## Work task
Print all the data, keeping every line exactly as it is.

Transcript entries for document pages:
╔══

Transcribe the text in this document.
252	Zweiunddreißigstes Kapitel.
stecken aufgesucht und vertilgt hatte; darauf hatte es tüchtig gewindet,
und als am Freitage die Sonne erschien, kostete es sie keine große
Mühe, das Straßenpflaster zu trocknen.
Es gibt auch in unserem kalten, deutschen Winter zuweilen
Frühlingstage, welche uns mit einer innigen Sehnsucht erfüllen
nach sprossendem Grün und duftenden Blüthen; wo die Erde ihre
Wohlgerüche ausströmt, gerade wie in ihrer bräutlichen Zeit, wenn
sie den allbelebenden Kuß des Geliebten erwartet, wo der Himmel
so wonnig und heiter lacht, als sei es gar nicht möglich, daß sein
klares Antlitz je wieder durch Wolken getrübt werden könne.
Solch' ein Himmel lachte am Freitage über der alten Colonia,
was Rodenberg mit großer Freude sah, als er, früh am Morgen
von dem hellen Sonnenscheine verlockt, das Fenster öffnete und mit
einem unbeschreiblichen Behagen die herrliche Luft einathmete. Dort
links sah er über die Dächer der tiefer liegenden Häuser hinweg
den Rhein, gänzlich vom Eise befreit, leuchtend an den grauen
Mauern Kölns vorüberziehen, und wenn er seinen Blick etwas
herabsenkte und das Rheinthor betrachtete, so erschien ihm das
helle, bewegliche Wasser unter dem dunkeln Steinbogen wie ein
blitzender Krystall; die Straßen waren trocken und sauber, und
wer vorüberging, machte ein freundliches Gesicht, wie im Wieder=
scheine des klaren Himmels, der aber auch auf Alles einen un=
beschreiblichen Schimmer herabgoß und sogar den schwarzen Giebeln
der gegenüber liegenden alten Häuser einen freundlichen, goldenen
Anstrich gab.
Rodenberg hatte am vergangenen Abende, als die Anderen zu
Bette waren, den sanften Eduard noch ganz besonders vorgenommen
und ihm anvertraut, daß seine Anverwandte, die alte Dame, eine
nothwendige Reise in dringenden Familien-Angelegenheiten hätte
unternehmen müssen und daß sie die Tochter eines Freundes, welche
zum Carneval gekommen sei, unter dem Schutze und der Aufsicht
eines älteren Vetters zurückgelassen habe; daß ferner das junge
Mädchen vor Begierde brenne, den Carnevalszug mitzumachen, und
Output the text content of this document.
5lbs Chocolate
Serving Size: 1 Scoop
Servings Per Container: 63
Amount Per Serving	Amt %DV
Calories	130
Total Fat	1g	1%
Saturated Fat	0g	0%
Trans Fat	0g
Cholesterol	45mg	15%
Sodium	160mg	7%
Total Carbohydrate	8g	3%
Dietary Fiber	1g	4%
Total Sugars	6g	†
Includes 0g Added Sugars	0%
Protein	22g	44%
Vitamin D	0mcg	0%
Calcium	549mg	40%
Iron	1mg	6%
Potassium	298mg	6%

╚══

## Exercise result
Transcribe the text in this document.
252	Zweiunddreißigstes Kapitel.
stecken aufgesucht und vertilgt hatte; darauf hatte es tüchtig gewindet,
und als am Freitage die Sonne erschien, kostete es sie keine große
Mühe, das Straßenpflaster zu trocknen.
Es gibt auch in unserem kalten, deutschen Winter zuweilen
Frühlingstage, welche uns mit einer innigen Sehnsucht erfüllen
nach sprossendem Grün und duftenden Blüthen; wo die Erde ihre
Wohlgerüche ausströmt, gerade wie in ihrer bräutlichen Zeit, wenn
sie den allbelebenden Kuß des Geliebten erwartet, wo der Himmel
so wonnig und heiter lacht, als sei es gar nicht möglich, daß sein
klares Antlitz je wieder durch Wolken getrübt werden könne.
Solch' ein Himmel lachte am Freitage über der alten Colonia,
was Rodenberg mit großer Freude sah, als er, früh am Morgen
von dem hellen Sonnenscheine verlockt, das Fenster öffnete und mit
einem unbeschreiblichen Behagen die herrliche Luft einathmete. Dort
links sah er über die Dächer der tiefer liegenden Häuser hinweg
den Rhein, gänzlich vom Eise befreit, leuchtend an den grauen
Mauern Kölns vorüberziehen, und wenn er seinen Blick etwas
herabsenkte und das Rheinthor betrachtete, so erschien ihm das
helle, bewegliche Wasser unter dem dunkeln Steinbogen wie ein
blitzender Krystall; die Straßen waren trocken und sauber, und
wer vorüberging, machte ein freundliches Gesicht, wie im Wieder=
scheine des klaren Himmels, der aber auch auf Alles einen un=
beschreiblichen Schimmer herabgoß und sogar den schwarzen Giebeln
der gegenüber liegenden alten Häuser einen freundlichen, goldenen
Anstrich gab.
Rodenberg hatte am vergangenen Abende, als die Anderen zu
Bette waren, den sanften Eduard noch ganz besonders vorgenommen
und ihm anvertraut, daß seine Anverwandte, die alte Dame, eine
nothwendige Reise in dringenden Familien-Angelegenheiten hätte
unternehmen müssen und daß sie die Tochter eines Freundes, welche
zum Carneval gekommen sei, unter dem Schutze und der Aufsicht
eines älteren Vetters zurückgelassen habe; daß ferner das junge
Mädchen vor Begierde brenne, den Carnevalszug mitzumachen, und
Output the text content of this document.
5lbs Chocolate
Serving Size: 1 Scoop
Servings Per Container: 63
Amount Per Serving	Amt %DV
Calories	130
Total Fat	1g	1%
Saturated Fat	0g	0%
Trans Fat	0g
Cholesterol	45mg	15%
Sodium	160mg	7%
Total Carbohydrate	8g	3%
Dietary Fiber	1g	4%
Total Sugars	6g	†
Includes 0g Added Sugars	0%
Protein	22g	44%
Vitamin D	0mcg	0%
Calcium	549mg	40%
Iron	1mg	6%
Potassium	298mg	6%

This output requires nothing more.